Only the lines holding the string "активности" are needed. Copy each one.

________________________________________

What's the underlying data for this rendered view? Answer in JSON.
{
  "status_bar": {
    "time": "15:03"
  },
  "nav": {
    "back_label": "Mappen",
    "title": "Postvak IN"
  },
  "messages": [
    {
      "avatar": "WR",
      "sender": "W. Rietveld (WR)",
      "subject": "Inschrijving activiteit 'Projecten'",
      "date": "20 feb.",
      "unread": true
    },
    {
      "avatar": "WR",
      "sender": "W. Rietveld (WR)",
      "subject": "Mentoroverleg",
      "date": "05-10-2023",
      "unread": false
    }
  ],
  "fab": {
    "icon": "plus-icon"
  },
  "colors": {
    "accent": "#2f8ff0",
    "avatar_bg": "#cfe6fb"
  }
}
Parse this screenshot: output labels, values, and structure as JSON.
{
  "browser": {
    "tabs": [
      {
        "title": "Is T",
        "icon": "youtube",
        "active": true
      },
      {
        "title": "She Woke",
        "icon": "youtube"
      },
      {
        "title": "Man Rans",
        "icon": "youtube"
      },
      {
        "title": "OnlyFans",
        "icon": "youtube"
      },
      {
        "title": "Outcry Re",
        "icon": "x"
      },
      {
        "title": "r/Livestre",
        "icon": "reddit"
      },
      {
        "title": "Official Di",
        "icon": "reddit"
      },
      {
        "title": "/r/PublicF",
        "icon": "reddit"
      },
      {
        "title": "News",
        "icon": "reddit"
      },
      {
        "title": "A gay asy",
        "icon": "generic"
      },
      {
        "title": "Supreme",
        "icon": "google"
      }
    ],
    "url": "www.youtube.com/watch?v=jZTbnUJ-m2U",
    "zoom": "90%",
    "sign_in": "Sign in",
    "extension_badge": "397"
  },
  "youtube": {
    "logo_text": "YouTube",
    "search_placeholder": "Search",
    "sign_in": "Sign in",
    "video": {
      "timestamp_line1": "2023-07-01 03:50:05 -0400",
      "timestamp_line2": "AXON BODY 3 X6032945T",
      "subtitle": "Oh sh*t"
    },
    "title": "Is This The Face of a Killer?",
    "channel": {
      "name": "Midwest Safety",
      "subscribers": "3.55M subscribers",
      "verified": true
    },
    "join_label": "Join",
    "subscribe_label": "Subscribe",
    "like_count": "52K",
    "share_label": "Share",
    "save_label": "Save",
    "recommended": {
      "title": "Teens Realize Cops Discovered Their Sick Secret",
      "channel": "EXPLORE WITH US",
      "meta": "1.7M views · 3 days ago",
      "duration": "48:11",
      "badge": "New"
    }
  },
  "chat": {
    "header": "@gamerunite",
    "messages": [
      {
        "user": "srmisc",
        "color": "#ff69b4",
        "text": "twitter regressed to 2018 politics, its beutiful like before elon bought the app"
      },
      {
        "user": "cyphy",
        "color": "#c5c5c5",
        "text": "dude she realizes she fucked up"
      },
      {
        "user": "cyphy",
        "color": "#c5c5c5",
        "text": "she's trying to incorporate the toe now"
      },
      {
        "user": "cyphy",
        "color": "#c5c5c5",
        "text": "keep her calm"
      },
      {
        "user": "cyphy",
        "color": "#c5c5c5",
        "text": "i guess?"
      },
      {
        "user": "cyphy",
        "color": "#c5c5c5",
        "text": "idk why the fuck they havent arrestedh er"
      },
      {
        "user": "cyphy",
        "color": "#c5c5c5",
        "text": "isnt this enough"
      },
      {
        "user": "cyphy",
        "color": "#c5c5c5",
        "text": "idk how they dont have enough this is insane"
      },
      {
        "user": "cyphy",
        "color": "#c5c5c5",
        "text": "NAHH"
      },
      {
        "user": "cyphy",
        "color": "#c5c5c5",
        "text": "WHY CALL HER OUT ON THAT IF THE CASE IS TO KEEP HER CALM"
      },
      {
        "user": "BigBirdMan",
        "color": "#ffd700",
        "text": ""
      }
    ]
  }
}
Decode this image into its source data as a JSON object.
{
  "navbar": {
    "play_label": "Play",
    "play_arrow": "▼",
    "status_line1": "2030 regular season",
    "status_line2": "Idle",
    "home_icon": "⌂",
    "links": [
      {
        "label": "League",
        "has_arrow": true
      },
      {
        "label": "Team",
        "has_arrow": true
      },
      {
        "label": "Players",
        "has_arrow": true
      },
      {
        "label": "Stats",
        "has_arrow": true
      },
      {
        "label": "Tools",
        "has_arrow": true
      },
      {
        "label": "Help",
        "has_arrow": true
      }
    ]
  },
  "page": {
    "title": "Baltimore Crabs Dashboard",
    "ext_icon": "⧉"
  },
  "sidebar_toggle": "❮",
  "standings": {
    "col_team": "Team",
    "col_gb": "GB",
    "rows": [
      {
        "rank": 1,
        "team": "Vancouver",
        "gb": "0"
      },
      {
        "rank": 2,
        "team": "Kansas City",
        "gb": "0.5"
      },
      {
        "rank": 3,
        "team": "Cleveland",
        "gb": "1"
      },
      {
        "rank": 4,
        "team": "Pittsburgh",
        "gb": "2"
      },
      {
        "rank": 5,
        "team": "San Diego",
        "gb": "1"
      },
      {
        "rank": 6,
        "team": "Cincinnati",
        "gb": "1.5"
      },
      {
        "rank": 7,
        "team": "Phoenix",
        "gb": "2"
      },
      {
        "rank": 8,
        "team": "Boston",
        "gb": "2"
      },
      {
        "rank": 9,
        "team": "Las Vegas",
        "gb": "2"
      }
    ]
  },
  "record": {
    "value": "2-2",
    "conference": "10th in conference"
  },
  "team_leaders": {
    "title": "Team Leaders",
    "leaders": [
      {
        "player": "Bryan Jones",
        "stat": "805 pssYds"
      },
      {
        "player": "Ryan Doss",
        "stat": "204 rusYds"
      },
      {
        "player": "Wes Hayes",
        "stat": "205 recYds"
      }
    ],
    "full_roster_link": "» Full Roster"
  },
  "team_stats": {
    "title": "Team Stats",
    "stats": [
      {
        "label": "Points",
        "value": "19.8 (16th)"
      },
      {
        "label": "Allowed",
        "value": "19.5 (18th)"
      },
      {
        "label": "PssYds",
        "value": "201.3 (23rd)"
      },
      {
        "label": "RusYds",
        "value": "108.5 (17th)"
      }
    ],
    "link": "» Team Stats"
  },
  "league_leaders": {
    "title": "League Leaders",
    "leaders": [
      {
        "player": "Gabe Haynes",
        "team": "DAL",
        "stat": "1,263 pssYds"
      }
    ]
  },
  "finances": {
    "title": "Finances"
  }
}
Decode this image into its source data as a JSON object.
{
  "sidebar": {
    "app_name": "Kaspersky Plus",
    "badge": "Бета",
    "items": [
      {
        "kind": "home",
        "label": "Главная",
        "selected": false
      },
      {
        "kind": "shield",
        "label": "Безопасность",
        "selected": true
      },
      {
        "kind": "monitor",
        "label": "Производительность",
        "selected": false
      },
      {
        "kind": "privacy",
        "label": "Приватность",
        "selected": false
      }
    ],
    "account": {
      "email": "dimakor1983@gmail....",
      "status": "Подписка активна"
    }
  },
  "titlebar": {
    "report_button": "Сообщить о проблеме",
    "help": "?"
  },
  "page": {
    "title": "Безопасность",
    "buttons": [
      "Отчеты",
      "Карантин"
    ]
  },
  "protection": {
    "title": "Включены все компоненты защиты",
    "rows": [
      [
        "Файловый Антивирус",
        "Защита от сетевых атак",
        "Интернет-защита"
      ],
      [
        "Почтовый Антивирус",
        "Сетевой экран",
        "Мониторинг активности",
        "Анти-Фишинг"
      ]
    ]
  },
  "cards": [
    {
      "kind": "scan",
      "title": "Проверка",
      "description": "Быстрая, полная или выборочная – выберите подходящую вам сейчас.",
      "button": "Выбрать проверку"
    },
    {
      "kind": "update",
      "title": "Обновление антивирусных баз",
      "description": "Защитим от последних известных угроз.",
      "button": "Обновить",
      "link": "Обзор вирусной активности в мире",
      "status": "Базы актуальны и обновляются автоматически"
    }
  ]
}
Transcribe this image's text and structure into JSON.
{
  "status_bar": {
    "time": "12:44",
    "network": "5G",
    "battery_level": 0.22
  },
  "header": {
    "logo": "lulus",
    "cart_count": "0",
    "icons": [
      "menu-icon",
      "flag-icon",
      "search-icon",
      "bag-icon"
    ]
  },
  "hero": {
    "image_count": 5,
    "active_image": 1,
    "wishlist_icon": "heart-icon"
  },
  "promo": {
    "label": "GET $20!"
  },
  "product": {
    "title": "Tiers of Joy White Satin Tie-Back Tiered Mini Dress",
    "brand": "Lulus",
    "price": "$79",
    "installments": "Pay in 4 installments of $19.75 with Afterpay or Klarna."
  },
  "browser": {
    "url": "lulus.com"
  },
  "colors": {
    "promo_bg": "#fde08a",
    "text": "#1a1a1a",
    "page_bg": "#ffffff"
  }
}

________________________________________

▶ **RESULT OF THE EXERCISE**:
        "Мониторинг активности",
      "link": "Обзор вирусной активности в мире",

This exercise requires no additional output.